* **Stated exercise**
Return a copy of each line that holds the string "ylabel".

* **Extracted material**
++++
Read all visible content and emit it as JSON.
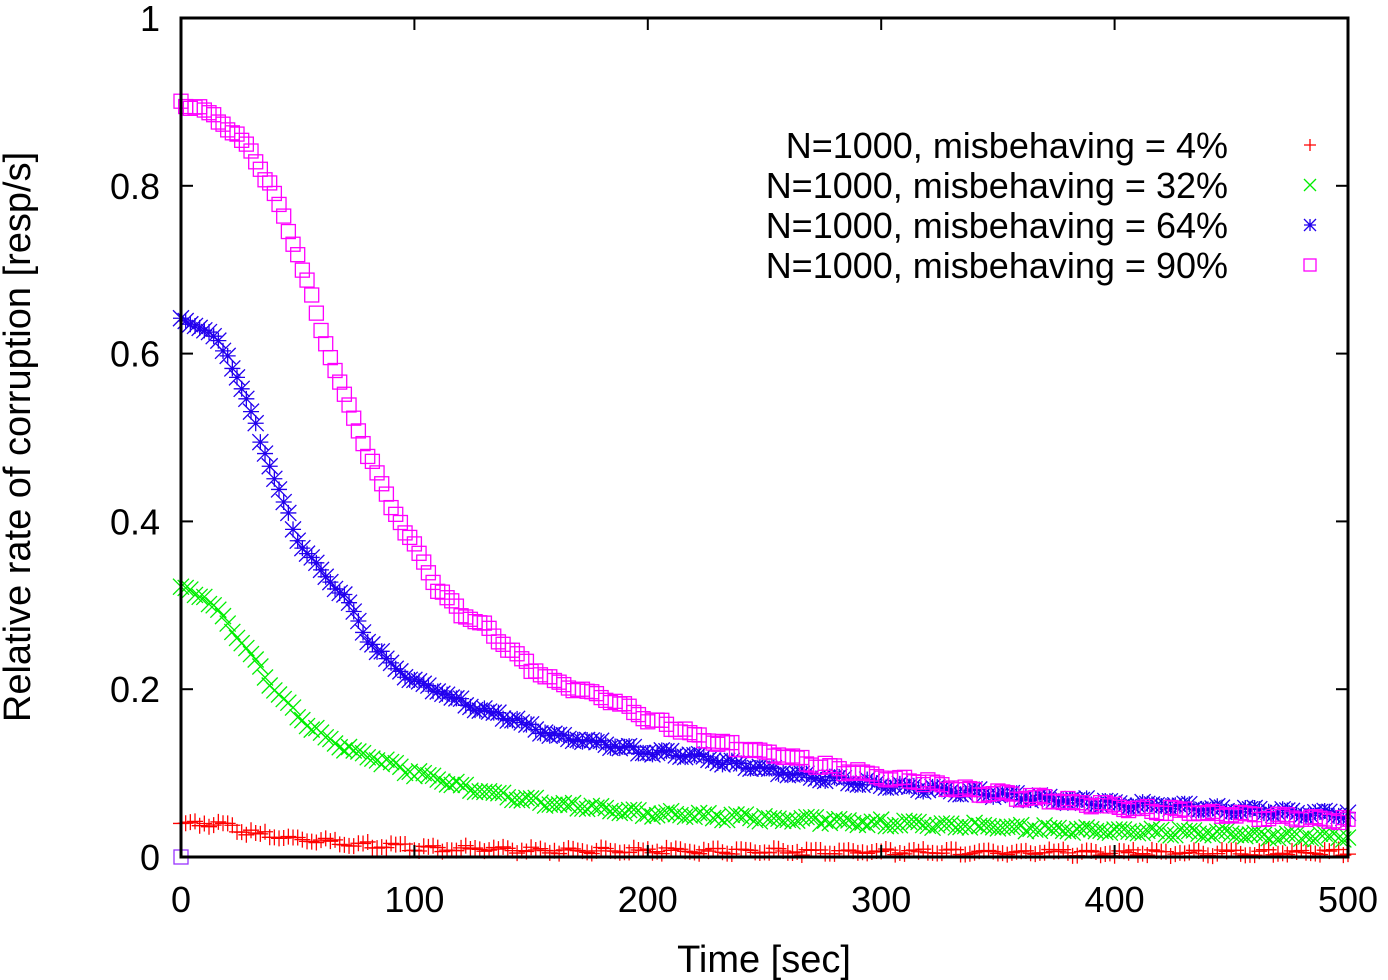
{
  "chart_data": {
    "type": "scatter",
    "title": "",
    "xlabel": "Time [sec]",
    "ylabel": "Relative rate of corruption [resp/s]",
    "xlim": [
      0,
      500
    ],
    "ylim": [
      0,
      1
    ],
    "xticks": [
      0,
      100,
      200,
      300,
      400,
      500
    ],
    "xtick_labels": [
      "0",
      "100",
      "200",
      "300",
      "400",
      "500"
    ],
    "yticks": [
      0,
      0.2,
      0.4,
      0.6,
      0.8,
      1
    ],
    "ytick_labels": [
      "0",
      "0.2",
      "0.4",
      "0.6",
      "0.8",
      "1"
    ],
    "grid": false,
    "legend_position": "top-right",
    "series": [
      {
        "name": "N=1000, misbehaving = 4%",
        "marker": "plus",
        "color": "#ff0000",
        "x": [
          0,
          10,
          20,
          30,
          50,
          70,
          100,
          150,
          200,
          300,
          400,
          500
        ],
        "y": [
          0.04,
          0.04,
          0.037,
          0.028,
          0.022,
          0.017,
          0.011,
          0.008,
          0.007,
          0.006,
          0.005,
          0.005
        ]
      },
      {
        "name": "N=1000, misbehaving = 32%",
        "marker": "cross",
        "color": "#00ee00",
        "x": [
          0,
          10,
          20,
          30,
          40,
          50,
          60,
          70,
          80,
          100,
          120,
          140,
          160,
          180,
          200,
          240,
          280,
          320,
          360,
          400,
          440,
          480,
          500
        ],
        "y": [
          0.32,
          0.31,
          0.28,
          0.24,
          0.2,
          0.17,
          0.145,
          0.13,
          0.12,
          0.1,
          0.085,
          0.072,
          0.063,
          0.057,
          0.052,
          0.047,
          0.043,
          0.039,
          0.035,
          0.031,
          0.028,
          0.025,
          0.024
        ]
      },
      {
        "name": "N=1000, misbehaving = 64%",
        "marker": "star",
        "color": "#2200ee",
        "x": [
          0,
          10,
          20,
          30,
          40,
          50,
          60,
          70,
          80,
          90,
          100,
          120,
          140,
          160,
          180,
          200,
          220,
          240,
          260,
          280,
          300,
          320,
          340,
          360,
          380,
          400,
          420,
          440,
          460,
          480,
          500
        ],
        "y": [
          0.64,
          0.63,
          0.6,
          0.53,
          0.45,
          0.38,
          0.34,
          0.31,
          0.26,
          0.23,
          0.21,
          0.185,
          0.165,
          0.145,
          0.135,
          0.125,
          0.12,
          0.11,
          0.1,
          0.093,
          0.087,
          0.081,
          0.077,
          0.072,
          0.068,
          0.064,
          0.061,
          0.058,
          0.055,
          0.052,
          0.05
        ]
      },
      {
        "name": "N=1000, misbehaving = 90%",
        "marker": "square",
        "color": "#ff00ff",
        "x": [
          0,
          10,
          20,
          30,
          40,
          50,
          60,
          70,
          80,
          90,
          100,
          110,
          120,
          130,
          140,
          150,
          160,
          170,
          180,
          190,
          200,
          220,
          240,
          260,
          280,
          300,
          320,
          340,
          360,
          380,
          400,
          420,
          440,
          460,
          480,
          500
        ],
        "y": [
          0.9,
          0.89,
          0.87,
          0.84,
          0.79,
          0.72,
          0.63,
          0.55,
          0.48,
          0.42,
          0.37,
          0.32,
          0.29,
          0.275,
          0.25,
          0.225,
          0.21,
          0.2,
          0.19,
          0.18,
          0.165,
          0.145,
          0.13,
          0.12,
          0.105,
          0.095,
          0.088,
          0.078,
          0.072,
          0.066,
          0.06,
          0.056,
          0.052,
          0.049,
          0.046,
          0.044
        ]
      }
    ]
  }
}
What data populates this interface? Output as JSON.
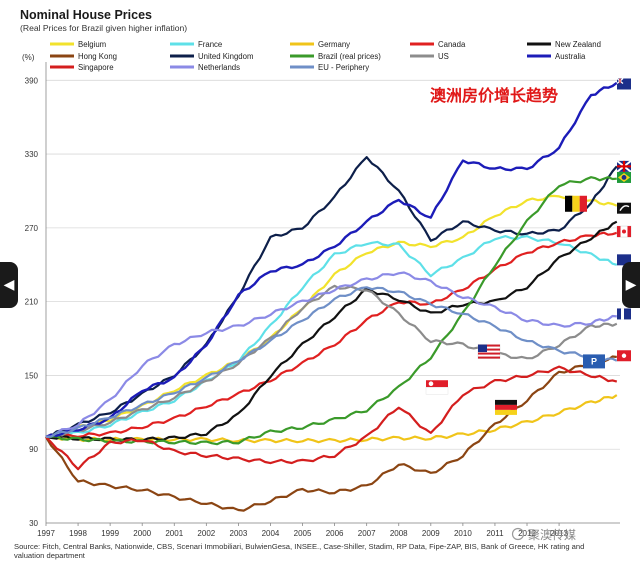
{
  "chart_data": {
    "type": "line",
    "title": "Nominal House Prices",
    "subtitle": "(Real  Prices for Brazil given higher inflation)",
    "ylabel": "(%)",
    "annotation": "澳洲房价增长趋势",
    "source": "Source: Fitch, Central Banks, Nationwide, CBS, Scenari Immobiliari, BulwienGesa, INSEE., Case-Shiller, Stadim, RP Data, Fipe-ZAP, BIS, Bank of Greece, HK rating and valuation department",
    "watermark": "聚澳传媒",
    "xlim": [
      1997,
      2014.9
    ],
    "ylim": [
      30,
      400
    ],
    "yticks": [
      30,
      90,
      150,
      210,
      270,
      330,
      390
    ],
    "xticks": [
      1997,
      1998,
      1999,
      2000,
      2001,
      2002,
      2003,
      2004,
      2005,
      2006,
      2007,
      2008,
      2009,
      2010,
      2011,
      2012,
      2013
    ],
    "grid": true,
    "legend_position": "top",
    "series": [
      {
        "name": "Belgium",
        "color": "#f2e22c",
        "width": 2.2,
        "x": [
          1997,
          1998,
          1999,
          2000,
          2001,
          2002,
          2003,
          2004,
          2005,
          2006,
          2007,
          2008,
          2009,
          2010,
          2011,
          2012,
          2013,
          2014,
          2014.8
        ],
        "y": [
          100,
          108,
          114,
          125,
          138,
          150,
          162,
          180,
          205,
          232,
          250,
          258,
          255,
          262,
          280,
          292,
          296,
          292,
          288
        ]
      },
      {
        "name": "France",
        "color": "#5ee0e8",
        "width": 2.2,
        "x": [
          1997,
          1998,
          1999,
          2000,
          2001,
          2002,
          2003,
          2004,
          2005,
          2006,
          2007,
          2008,
          2009,
          2010,
          2011,
          2012,
          2013,
          2014,
          2014.8
        ],
        "y": [
          100,
          103,
          110,
          120,
          130,
          145,
          162,
          190,
          222,
          248,
          258,
          256,
          232,
          245,
          262,
          262,
          258,
          248,
          240
        ]
      },
      {
        "name": "Germany",
        "color": "#f0c419",
        "width": 2.2,
        "x": [
          1997,
          1998,
          1999,
          2000,
          2001,
          2002,
          2003,
          2004,
          2005,
          2006,
          2007,
          2008,
          2009,
          2010,
          2011,
          2012,
          2013,
          2014,
          2014.8
        ],
        "y": [
          100,
          98,
          98,
          98,
          98,
          98,
          97,
          97,
          97,
          97,
          98,
          99,
          99,
          102,
          106,
          112,
          120,
          128,
          134
        ]
      },
      {
        "name": "Canada",
        "color": "#e02020",
        "width": 2.2,
        "x": [
          1997,
          1998,
          1999,
          2000,
          2001,
          2002,
          2003,
          2004,
          2005,
          2006,
          2007,
          2008,
          2009,
          2010,
          2011,
          2012,
          2013,
          2014,
          2014.8
        ],
        "y": [
          100,
          101,
          103,
          108,
          115,
          125,
          135,
          146,
          160,
          175,
          195,
          210,
          208,
          220,
          236,
          250,
          258,
          264,
          266
        ]
      },
      {
        "name": "New Zealand",
        "color": "#111111",
        "width": 2.2,
        "x": [
          1997,
          1998,
          1999,
          2000,
          2001,
          2002,
          2003,
          2004,
          2005,
          2006,
          2007,
          2008,
          2009,
          2010,
          2011,
          2012,
          2013,
          2014,
          2014.8
        ],
        "y": [
          100,
          99,
          98,
          98,
          99,
          103,
          118,
          150,
          175,
          198,
          220,
          212,
          200,
          208,
          210,
          222,
          245,
          262,
          275
        ]
      },
      {
        "name": "Hong Kong",
        "color": "#8b4513",
        "width": 2.2,
        "x": [
          1997,
          1998,
          1999,
          2000,
          2001,
          2002,
          2003,
          2004,
          2005,
          2006,
          2007,
          2008,
          2009,
          2010,
          2011,
          2012,
          2013,
          2014,
          2014.8
        ],
        "y": [
          100,
          64,
          60,
          57,
          51,
          46,
          40,
          48,
          57,
          55,
          60,
          78,
          70,
          85,
          110,
          130,
          152,
          160,
          165
        ]
      },
      {
        "name": "United Kingdom",
        "color": "#0d1f4a",
        "width": 2.2,
        "x": [
          1997,
          1998,
          1999,
          2000,
          2001,
          2002,
          2003,
          2004,
          2005,
          2006,
          2007,
          2008,
          2009,
          2010,
          2011,
          2012,
          2013,
          2014,
          2014.8
        ],
        "y": [
          100,
          110,
          120,
          135,
          150,
          175,
          215,
          262,
          270,
          295,
          328,
          300,
          260,
          275,
          268,
          265,
          268,
          290,
          320
        ]
      },
      {
        "name": "Brazil (real prices)",
        "color": "#3a9a2a",
        "width": 2.2,
        "x": [
          1997,
          1998,
          1999,
          2000,
          2001,
          2002,
          2003,
          2004,
          2005,
          2006,
          2007,
          2008,
          2009,
          2010,
          2011,
          2012,
          2013,
          2014,
          2014.8
        ],
        "y": [
          100,
          98,
          97,
          96,
          96,
          95,
          96,
          104,
          108,
          114,
          122,
          140,
          165,
          200,
          240,
          275,
          305,
          310,
          310
        ]
      },
      {
        "name": "US",
        "color": "#8c8c8c",
        "width": 2.2,
        "x": [
          1997,
          1998,
          1999,
          2000,
          2001,
          2002,
          2003,
          2004,
          2005,
          2006,
          2007,
          2008,
          2009,
          2010,
          2011,
          2012,
          2013,
          2014,
          2014.8
        ],
        "y": [
          100,
          105,
          112,
          122,
          132,
          145,
          160,
          180,
          205,
          222,
          220,
          200,
          178,
          175,
          168,
          163,
          175,
          190,
          192
        ]
      },
      {
        "name": "Australia",
        "color": "#1c1cb8",
        "width": 2.4,
        "x": [
          1997,
          1998,
          1999,
          2000,
          2001,
          2002,
          2003,
          2004,
          2005,
          2006,
          2007,
          2008,
          2009,
          2010,
          2011,
          2012,
          2013,
          2014,
          2014.8
        ],
        "y": [
          100,
          106,
          115,
          138,
          148,
          175,
          215,
          235,
          240,
          255,
          275,
          293,
          278,
          325,
          318,
          318,
          335,
          378,
          388
        ]
      },
      {
        "name": "Singapore",
        "color": "#d41e1e",
        "width": 2.2,
        "x": [
          1997,
          1998,
          1999,
          2000,
          2001,
          2002,
          2003,
          2004,
          2005,
          2006,
          2007,
          2008,
          2009,
          2010,
          2011,
          2012,
          2013,
          2014,
          2014.8
        ],
        "y": [
          100,
          75,
          95,
          98,
          88,
          85,
          82,
          80,
          80,
          85,
          100,
          125,
          102,
          135,
          145,
          150,
          156,
          150,
          145
        ]
      },
      {
        "name": "Netherlands",
        "color": "#8b8ae6",
        "width": 2.2,
        "x": [
          1997,
          1998,
          1999,
          2000,
          2001,
          2002,
          2003,
          2004,
          2005,
          2006,
          2007,
          2008,
          2009,
          2010,
          2011,
          2012,
          2013,
          2014,
          2014.8
        ],
        "y": [
          100,
          110,
          130,
          158,
          175,
          185,
          190,
          200,
          210,
          220,
          228,
          234,
          226,
          214,
          205,
          195,
          190,
          193,
          198
        ]
      },
      {
        "name": "EU - Periphery",
        "color": "#6f8fc7",
        "width": 2.2,
        "x": [
          1997,
          1998,
          1999,
          2000,
          2001,
          2002,
          2003,
          2004,
          2005,
          2006,
          2007,
          2008,
          2009,
          2010,
          2011,
          2012,
          2013,
          2014,
          2014.8
        ],
        "y": [
          100,
          107,
          116,
          126,
          136,
          148,
          162,
          178,
          195,
          212,
          222,
          218,
          208,
          200,
          190,
          178,
          170,
          165,
          162
        ]
      }
    ],
    "flags": [
      {
        "name": "australia-flag",
        "y": 387
      },
      {
        "name": "uk-flag",
        "y": 320
      },
      {
        "name": "brazil-flag",
        "y": 311
      },
      {
        "name": "belgium-flag",
        "y": 290
      },
      {
        "name": "nz-flag",
        "y": 286
      },
      {
        "name": "canada-flag",
        "y": 267
      },
      {
        "name": "france-flag",
        "y": 244
      },
      {
        "name": "partial-flag",
        "y": 200
      },
      {
        "name": "us-flag",
        "y": 169
      },
      {
        "name": "eu-periphery-marker",
        "y": 161
      },
      {
        "name": "hongkong-flag",
        "y": 166
      },
      {
        "name": "singapore-flag",
        "y": 140
      },
      {
        "name": "germany-flag",
        "y": 124
      }
    ],
    "flag_labels": {
      "eu-periphery-marker": "P"
    }
  },
  "nav": {
    "prev_icon": "◀",
    "next_icon": "▶"
  }
}
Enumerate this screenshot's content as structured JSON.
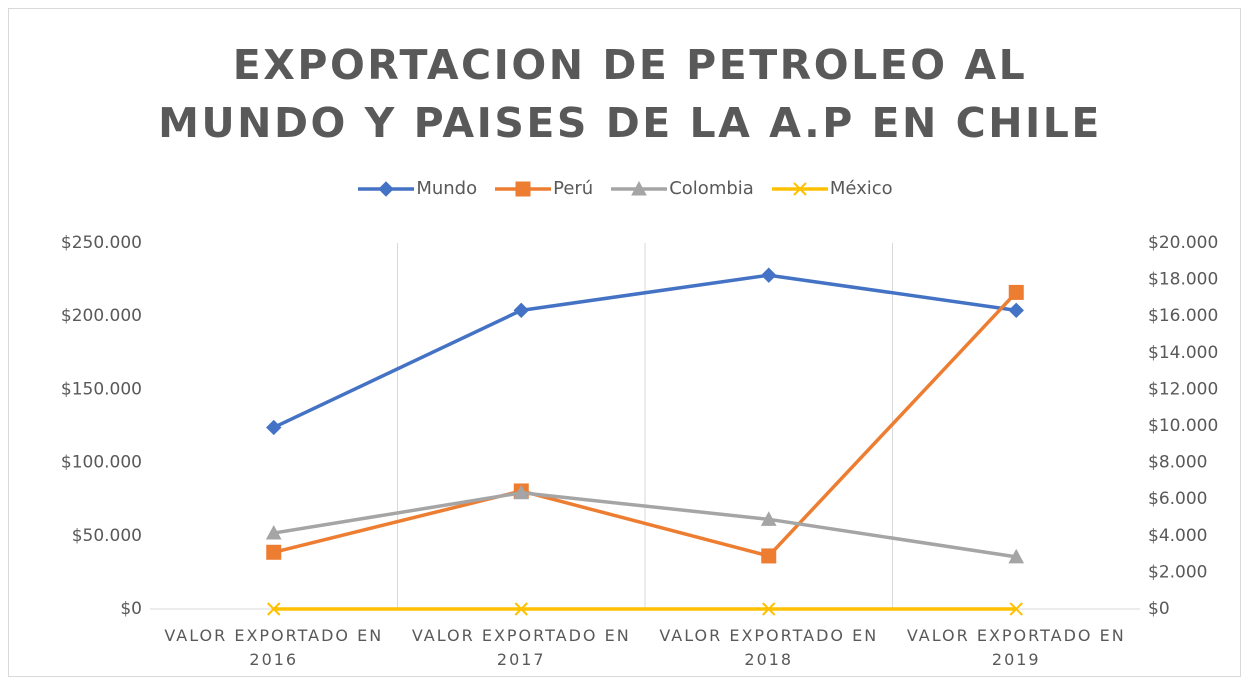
++++
* **Complete answer**
    "ylabel": "Relative rate of corruption [resp/s]",
    "ylabel": "(%)",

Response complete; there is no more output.